--- BEGIN Provided material ---

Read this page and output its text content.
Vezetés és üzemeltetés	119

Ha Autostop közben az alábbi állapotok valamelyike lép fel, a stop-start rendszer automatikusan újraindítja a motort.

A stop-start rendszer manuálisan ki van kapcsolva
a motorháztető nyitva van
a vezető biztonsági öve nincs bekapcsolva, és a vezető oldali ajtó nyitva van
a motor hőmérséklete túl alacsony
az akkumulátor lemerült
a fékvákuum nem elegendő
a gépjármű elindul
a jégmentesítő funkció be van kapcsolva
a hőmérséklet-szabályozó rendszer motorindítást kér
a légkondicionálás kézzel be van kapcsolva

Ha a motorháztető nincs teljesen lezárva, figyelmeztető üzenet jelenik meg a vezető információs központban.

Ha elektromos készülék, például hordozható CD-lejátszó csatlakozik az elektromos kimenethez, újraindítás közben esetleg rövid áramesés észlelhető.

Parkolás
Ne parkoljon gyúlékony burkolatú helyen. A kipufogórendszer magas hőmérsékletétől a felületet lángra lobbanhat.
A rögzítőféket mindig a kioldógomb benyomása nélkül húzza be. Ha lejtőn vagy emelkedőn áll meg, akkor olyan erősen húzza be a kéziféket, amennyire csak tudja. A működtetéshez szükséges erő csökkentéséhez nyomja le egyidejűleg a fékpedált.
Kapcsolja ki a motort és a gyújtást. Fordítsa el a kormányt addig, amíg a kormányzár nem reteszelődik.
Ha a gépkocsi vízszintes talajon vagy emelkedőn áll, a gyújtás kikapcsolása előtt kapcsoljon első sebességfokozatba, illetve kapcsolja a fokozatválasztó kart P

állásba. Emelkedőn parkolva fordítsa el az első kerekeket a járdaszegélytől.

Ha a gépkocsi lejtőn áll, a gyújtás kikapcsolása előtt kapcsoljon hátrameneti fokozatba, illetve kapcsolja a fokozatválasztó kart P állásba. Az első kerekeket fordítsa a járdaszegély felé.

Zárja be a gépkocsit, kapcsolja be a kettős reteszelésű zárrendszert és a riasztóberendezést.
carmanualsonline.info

--- END Provided material ---

- What you need to do: Scan the listing above. Gather each line that contains the word "nyitva".

- Task answer:
a motorháztető nyitva van
a vezető biztonsági öve nincs bekapcsolva, és a vezető oldali ajtó nyitva van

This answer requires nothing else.